>> begin RECORDS FOR THIS TASK
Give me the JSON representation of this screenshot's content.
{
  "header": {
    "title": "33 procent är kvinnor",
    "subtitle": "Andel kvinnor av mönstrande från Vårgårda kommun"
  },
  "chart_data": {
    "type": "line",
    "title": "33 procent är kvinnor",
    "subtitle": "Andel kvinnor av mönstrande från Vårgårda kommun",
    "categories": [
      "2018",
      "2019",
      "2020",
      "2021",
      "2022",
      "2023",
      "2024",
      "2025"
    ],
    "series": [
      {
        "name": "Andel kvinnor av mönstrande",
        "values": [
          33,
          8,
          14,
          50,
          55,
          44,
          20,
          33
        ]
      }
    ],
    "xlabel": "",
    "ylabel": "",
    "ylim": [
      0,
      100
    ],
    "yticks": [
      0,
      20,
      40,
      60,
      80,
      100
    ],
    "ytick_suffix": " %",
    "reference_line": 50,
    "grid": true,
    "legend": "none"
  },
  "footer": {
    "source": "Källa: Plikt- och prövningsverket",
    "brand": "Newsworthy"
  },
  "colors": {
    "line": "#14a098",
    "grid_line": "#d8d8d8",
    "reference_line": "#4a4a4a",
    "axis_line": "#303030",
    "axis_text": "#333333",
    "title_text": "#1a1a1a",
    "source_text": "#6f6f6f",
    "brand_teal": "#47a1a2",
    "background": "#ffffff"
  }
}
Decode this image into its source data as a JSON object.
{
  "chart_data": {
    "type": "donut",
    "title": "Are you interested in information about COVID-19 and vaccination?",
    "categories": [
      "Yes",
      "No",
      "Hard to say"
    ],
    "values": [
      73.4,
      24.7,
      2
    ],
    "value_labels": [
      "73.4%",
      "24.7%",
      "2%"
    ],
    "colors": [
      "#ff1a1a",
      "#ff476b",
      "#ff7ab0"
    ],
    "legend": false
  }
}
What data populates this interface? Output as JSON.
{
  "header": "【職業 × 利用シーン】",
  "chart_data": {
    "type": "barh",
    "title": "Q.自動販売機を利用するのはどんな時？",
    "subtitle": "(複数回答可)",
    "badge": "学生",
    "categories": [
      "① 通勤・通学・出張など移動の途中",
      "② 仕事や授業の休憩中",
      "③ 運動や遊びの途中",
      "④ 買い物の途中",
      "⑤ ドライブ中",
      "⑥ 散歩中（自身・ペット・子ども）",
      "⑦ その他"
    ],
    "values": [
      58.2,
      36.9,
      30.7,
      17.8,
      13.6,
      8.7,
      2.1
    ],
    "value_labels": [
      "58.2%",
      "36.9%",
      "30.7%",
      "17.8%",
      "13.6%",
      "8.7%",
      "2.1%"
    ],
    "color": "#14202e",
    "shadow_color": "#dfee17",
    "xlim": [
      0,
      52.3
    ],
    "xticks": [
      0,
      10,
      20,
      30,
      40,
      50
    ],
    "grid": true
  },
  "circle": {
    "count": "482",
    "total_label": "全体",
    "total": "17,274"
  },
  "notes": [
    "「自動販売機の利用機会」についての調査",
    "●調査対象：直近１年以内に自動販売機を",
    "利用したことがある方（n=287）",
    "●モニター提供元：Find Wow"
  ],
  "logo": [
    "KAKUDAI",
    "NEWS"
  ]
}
>> end RECORDS FOR THIS TASK
INSTRUCTIONS FOR THE TASK.
Write out every record shown above, word for word.

THE RESPONSE.
Give me the JSON representation of this screenshot's content.
{
  "header": {
    "title": "33 procent är kvinnor",
    "subtitle": "Andel kvinnor av mönstrande från Vårgårda kommun"
  },
  "chart_data": {
    "type": "line",
    "title": "33 procent är kvinnor",
    "subtitle": "Andel kvinnor av mönstrande från Vårgårda kommun",
    "categories": [
      "2018",
      "2019",
      "2020",
      "2021",
      "2022",
      "2023",
      "2024",
      "2025"
    ],
    "series": [
      {
        "name": "Andel kvinnor av mönstrande",
        "values": [
          33,
          8,
          14,
          50,
          55,
          44,
          20,
          33
        ]
      }
    ],
    "xlabel": "",
    "ylabel": "",
    "ylim": [
      0,
      100
    ],
    "yticks": [
      0,
      20,
      40,
      60,
      80,
      100
    ],
    "ytick_suffix": " %",
    "reference_line": 50,
    "grid": true,
    "legend": "none"
  },
  "footer": {
    "source": "Källa: Plikt- och prövningsverket",
    "brand": "Newsworthy"
  },
  "colors": {
    "line": "#14a098",
    "grid_line": "#d8d8d8",
    "reference_line": "#4a4a4a",
    "axis_line": "#303030",
    "axis_text": "#333333",
    "title_text": "#1a1a1a",
    "source_text": "#6f6f6f",
    "brand_teal": "#47a1a2",
    "background": "#ffffff"
  }
}
Decode this image into its source data as a JSON object.
{
  "chart_data": {
    "type": "donut",
    "title": "Are you interested in information about COVID-19 and vaccination?",
    "categories": [
      "Yes",
      "No",
      "Hard to say"
    ],
    "values": [
      73.4,
      24.7,
      2
    ],
    "value_labels": [
      "73.4%",
      "24.7%",
      "2%"
    ],
    "colors": [
      "#ff1a1a",
      "#ff476b",
      "#ff7ab0"
    ],
    "legend": false
  }
}
What data populates this interface? Output as JSON.
{
  "header": "【職業 × 利用シーン】",
  "chart_data": {
    "type": "barh",
    "title": "Q.自動販売機を利用するのはどんな時？",
    "subtitle": "(複数回答可)",
    "badge": "学生",
    "categories": [
      "① 通勤・通学・出張など移動の途中",
      "② 仕事や授業の休憩中",
      "③ 運動や遊びの途中",
      "④ 買い物の途中",
      "⑤ ドライブ中",
      "⑥ 散歩中（自身・ペット・子ども）",
      "⑦ その他"
    ],
    "values": [
      58.2,
      36.9,
      30.7,
      17.8,
      13.6,
      8.7,
      2.1
    ],
    "value_labels": [
      "58.2%",
      "36.9%",
      "30.7%",
      "17.8%",
      "13.6%",
      "8.7%",
      "2.1%"
    ],
    "color": "#14202e",
    "shadow_color": "#dfee17",
    "xlim": [
      0,
      52.3
    ],
    "xticks": [
      0,
      10,
      20,
      30,
      40,
      50
    ],
    "grid": true
  },
  "circle": {
    "count": "482",
    "total_label": "全体",
    "total": "17,274"
  },
  "notes": [
    "「自動販売機の利用機会」についての調査",
    "●調査対象：直近１年以内に自動販売機を",
    "利用したことがある方（n=287）",
    "●モニター提供元：Find Wow"
  ],
  "logo": [
    "KAKUDAI",
    "NEWS"
  ]
}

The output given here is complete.